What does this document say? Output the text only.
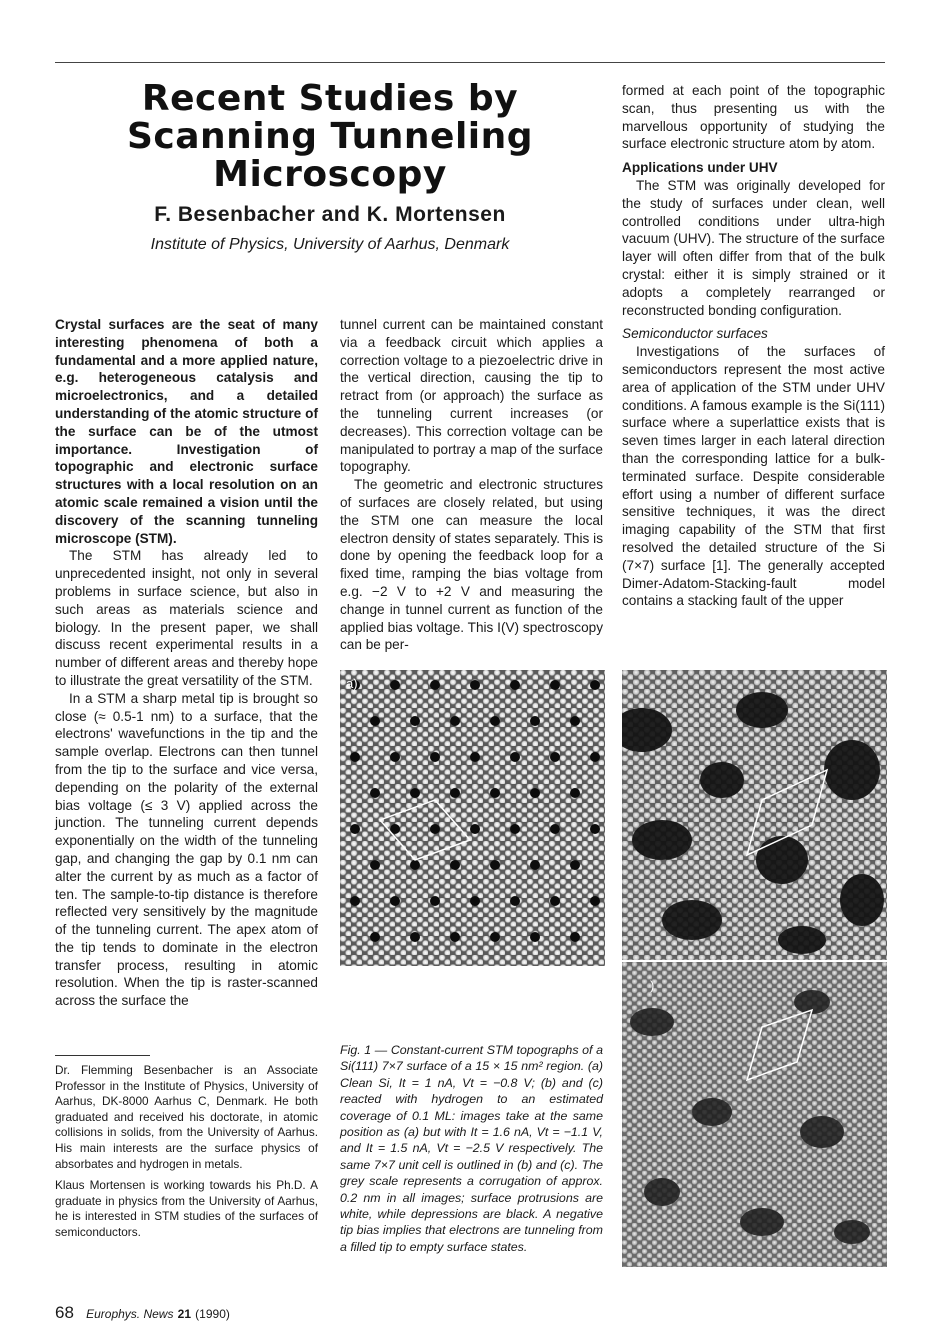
Recent Studies by
Scanning Tunneling
Microscopy
F. Besenbacher and K. Mortensen
Institute of Physics, University of Aarhus, Denmark

Crystal surfaces are the seat of many interesting phenomena of both a fundamental and a more applied nature, e.g. heterogeneous catalysis and microelectronics, and a detailed understanding of the atomic structure of the surface can be of the utmost importance. Investigation of topographic and electronic surface structures with a local resolution on an atomic scale remained a vision until the discovery of the scanning tunneling microscope (STM).

The STM has already led to unprecedented insight, not only in several problems in surface science, but also in such areas as materials science and biology. In the present paper, we shall discuss recent experimental results in a number of different areas and thereby hope to illustrate the great versatility of the STM.

In a STM a sharp metal tip is brought so close (≈ 0.5-1 nm) to a surface, that the electrons' wavefunctions in the tip and the sample overlap. Electrons can then tunnel from the tip to the surface and vice versa, depending on the polarity of the external bias voltage (≤ 3 V) applied across the junction. The tunneling current depends exponentially on the width of the tunneling gap, and changing the gap by 0.1 nm can alter the current by as much as a factor of ten. The sample-to-tip distance is therefore reflected very sensitively by the magnitude of the tunneling current. The apex atom of the tip tends to dominate in the electron transfer process, resulting in atomic resolution. When the tip is raster-scanned across the surface the

tunnel current can be maintained constant via a feedback circuit which applies a correction voltage to a piezoelectric drive in the vertical direction, causing the tip to retract from (or approach) the surface as the tunneling current increases (or decreases). This correction voltage can be manipulated to portray a map of the surface topography.

The geometric and electronic structures of surfaces are closely related, but using the STM one can measure the local electron density of states separately. This is done by opening the feedback loop for a fixed time, ramping the bias voltage from e.g. −2 V to +2 V and measuring the change in tunnel current as function of the applied bias voltage. This I(V) spectroscopy can be per-

formed at each point of the topographic scan, thus presenting us with the marvellous opportunity of studying the surface electronic structure atom by atom.

Applications under UHV

The STM was originally developed for the study of surfaces under clean, well controlled conditions under ultra-high vacuum (UHV). The structure of the surface layer will often differ from that of the bulk crystal: either it is simply strained or it adopts a completely rearranged or reconstructed bonding configuration.

Semiconductor surfaces

Investigations of the surfaces of semiconductors represent the most active area of application of the STM under UHV conditions. A famous example is the Si(111) surface where a superlattice exists that is seven times larger in each lateral direction than the corresponding lattice for a bulk-terminated surface. Despite considerable effort using a number of different surface sensitive techniques, it was the direct imaging capability of the STM that first resolved the detailed structure of the Si (7×7) surface [1]. The generally accepted Dimer-Adatom-Stacking-fault model contains a stacking fault of the upper

Dr. Flemming Besenbacher is an Associate Professor in the Institute of Physics, University of Aarhus, DK-8000 Aarhus C, Denmark. He both graduated and received his doctorate, in atomic collisions in solids, from the University of Aarhus. His main interests are the surface physics of absorbates and hydrogen in metals.

Klaus Mortensen is working towards his Ph.D. A graduate in physics from the University of Aarhus, he is interested in STM studies of the surfaces of semiconductors.

a)
)
Fig. 1 — Constant-current STM topographs of a Si(111) 7×7 surface of a 15 × 15 nm² region. (a) Clean Si, It = 1 nA, Vt = −0.8 V; (b) and (c) reacted with hydrogen to an estimated coverage of 0.1 ML: images take at the same position as (a) but with It = 1.6 nA, Vt = −1.1 V, and It = 1.5 nA, Vt = −2.5 V respectively. The same 7×7 unit cell is outlined in (b) and (c). The grey scale represents a corrugation of approx. 0.2 nm in all images; surface protrusions are white, while depressions are black. A negative tip bias implies that electrons are tunneling from a filled tip to empty surface states.
68 Europhys. News 21 (1990)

◇ ◇ ◇ ◇ ◇

Answer with a single number: the count of lines holding the word "states".

TASK RESULT -
2